• _RECORDS SUPPLIED_
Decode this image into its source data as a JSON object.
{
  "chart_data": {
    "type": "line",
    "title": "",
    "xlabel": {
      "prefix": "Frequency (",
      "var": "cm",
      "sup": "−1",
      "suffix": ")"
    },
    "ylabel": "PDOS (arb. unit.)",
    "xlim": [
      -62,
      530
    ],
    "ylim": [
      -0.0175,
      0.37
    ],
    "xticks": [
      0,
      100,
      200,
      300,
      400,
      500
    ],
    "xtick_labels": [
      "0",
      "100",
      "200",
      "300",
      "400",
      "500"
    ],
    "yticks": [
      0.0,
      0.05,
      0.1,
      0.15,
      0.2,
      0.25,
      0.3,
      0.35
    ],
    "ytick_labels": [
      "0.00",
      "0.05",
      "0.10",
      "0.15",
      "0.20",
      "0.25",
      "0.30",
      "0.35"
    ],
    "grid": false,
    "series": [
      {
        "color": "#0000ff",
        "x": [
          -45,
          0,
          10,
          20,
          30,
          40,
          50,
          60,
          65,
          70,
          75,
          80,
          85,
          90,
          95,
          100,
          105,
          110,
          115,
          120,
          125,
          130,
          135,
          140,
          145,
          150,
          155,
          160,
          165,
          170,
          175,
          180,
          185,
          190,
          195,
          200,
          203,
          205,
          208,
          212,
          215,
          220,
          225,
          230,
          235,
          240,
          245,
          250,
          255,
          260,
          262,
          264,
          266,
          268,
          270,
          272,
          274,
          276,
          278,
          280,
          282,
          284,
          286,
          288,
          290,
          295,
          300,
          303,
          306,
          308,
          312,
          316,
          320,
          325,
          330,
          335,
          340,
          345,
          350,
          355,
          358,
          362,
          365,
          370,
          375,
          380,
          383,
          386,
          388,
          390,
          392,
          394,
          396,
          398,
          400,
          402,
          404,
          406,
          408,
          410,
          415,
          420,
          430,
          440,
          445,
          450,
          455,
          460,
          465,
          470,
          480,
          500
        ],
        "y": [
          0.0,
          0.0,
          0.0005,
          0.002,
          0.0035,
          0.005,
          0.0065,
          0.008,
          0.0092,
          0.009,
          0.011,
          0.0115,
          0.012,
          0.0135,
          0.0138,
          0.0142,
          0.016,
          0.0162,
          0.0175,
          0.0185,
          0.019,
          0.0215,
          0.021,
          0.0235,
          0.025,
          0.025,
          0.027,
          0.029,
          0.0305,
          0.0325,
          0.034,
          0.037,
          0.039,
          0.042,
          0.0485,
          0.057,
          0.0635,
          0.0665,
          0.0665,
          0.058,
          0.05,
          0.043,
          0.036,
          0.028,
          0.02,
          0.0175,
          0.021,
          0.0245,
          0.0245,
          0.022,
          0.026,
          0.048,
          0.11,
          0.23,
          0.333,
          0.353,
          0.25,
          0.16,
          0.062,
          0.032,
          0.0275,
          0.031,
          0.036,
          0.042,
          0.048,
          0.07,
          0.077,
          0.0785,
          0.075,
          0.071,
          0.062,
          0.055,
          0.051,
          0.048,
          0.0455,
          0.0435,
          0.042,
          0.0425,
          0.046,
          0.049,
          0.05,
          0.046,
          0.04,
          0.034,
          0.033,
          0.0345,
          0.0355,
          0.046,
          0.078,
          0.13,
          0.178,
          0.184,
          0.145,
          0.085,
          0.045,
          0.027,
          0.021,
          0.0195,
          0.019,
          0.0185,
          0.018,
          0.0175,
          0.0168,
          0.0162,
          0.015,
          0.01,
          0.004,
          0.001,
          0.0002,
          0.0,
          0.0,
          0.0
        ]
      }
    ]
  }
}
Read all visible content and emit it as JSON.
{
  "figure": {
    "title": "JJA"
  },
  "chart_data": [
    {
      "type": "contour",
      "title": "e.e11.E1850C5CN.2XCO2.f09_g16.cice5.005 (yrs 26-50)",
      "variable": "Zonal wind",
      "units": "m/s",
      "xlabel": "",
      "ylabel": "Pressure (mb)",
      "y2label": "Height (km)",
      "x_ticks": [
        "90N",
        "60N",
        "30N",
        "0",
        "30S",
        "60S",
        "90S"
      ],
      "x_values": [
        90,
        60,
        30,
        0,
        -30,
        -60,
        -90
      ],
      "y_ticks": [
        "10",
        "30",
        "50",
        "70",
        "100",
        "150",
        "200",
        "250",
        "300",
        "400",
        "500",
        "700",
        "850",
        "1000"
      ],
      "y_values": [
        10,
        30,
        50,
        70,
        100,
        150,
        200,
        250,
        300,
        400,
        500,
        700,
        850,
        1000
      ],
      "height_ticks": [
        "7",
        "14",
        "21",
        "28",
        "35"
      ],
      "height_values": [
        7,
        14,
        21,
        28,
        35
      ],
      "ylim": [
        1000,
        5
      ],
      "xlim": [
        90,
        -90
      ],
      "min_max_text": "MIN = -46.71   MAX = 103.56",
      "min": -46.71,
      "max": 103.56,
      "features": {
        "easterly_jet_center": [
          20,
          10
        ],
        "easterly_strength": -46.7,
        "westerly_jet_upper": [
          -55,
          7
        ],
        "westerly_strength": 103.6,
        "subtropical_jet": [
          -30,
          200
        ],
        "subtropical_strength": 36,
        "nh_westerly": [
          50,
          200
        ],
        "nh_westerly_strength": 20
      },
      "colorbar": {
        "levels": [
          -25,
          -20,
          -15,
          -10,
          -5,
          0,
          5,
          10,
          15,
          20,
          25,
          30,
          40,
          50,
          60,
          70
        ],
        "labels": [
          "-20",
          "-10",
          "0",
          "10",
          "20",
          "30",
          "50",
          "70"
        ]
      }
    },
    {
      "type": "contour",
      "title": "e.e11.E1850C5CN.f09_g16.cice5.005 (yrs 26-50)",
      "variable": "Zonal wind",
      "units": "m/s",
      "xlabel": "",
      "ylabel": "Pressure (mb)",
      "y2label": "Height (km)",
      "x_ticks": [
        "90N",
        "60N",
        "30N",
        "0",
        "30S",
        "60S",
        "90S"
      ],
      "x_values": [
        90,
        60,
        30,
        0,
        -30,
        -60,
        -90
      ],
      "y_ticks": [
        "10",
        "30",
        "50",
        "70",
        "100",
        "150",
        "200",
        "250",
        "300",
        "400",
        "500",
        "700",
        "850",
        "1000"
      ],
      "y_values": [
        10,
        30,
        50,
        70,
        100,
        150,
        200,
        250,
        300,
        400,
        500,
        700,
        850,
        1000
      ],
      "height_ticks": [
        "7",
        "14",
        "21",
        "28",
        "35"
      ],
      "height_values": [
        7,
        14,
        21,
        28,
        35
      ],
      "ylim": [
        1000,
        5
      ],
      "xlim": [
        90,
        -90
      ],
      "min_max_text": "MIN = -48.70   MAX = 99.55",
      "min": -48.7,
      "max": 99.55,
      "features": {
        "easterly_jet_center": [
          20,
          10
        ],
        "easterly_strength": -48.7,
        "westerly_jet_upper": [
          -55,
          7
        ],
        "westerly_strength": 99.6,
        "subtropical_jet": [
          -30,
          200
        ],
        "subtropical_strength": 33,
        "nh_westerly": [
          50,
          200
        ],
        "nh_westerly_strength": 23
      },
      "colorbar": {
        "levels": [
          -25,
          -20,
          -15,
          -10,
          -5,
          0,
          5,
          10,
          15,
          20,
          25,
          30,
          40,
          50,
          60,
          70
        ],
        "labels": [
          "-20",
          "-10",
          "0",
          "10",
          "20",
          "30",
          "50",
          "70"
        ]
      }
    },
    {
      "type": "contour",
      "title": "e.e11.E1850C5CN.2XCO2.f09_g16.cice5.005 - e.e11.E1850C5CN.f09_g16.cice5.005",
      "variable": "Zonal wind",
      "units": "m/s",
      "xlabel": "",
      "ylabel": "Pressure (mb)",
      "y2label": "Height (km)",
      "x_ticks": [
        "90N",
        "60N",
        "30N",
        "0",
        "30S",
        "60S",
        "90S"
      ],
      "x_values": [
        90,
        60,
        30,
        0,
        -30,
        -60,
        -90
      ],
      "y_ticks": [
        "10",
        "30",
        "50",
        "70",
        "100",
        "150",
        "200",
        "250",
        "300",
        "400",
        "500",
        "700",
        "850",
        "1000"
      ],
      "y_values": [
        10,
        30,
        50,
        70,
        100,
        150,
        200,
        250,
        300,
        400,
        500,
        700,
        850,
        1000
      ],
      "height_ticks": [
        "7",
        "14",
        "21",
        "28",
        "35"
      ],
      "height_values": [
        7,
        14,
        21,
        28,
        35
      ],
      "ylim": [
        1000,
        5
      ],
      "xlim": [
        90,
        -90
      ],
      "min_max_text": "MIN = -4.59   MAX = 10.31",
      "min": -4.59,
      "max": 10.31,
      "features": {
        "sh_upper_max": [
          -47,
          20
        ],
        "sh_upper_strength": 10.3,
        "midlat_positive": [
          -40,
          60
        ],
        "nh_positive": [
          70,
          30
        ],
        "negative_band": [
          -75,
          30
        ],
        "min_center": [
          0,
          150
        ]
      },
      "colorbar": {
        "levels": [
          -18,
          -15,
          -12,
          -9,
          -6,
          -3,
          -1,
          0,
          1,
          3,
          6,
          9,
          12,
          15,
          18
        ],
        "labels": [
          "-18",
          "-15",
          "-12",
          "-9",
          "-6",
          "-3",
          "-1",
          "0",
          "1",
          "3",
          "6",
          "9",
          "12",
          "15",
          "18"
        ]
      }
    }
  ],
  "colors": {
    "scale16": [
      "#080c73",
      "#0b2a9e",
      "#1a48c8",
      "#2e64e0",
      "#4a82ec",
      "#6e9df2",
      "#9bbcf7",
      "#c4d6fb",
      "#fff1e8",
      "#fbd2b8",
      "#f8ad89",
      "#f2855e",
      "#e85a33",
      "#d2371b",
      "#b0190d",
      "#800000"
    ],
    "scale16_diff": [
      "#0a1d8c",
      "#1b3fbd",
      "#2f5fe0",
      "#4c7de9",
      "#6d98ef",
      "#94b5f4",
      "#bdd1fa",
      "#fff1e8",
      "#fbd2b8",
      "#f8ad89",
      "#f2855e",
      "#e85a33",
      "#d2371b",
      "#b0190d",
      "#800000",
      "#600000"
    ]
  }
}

• _PROBLEM TO WORK ON_
Take each line of the material that contains the word "JSON" and list it.

• _EXPECTED OUTPUT_
Decode this image into its source data as a JSON object.
Read all visible content and emit it as JSON.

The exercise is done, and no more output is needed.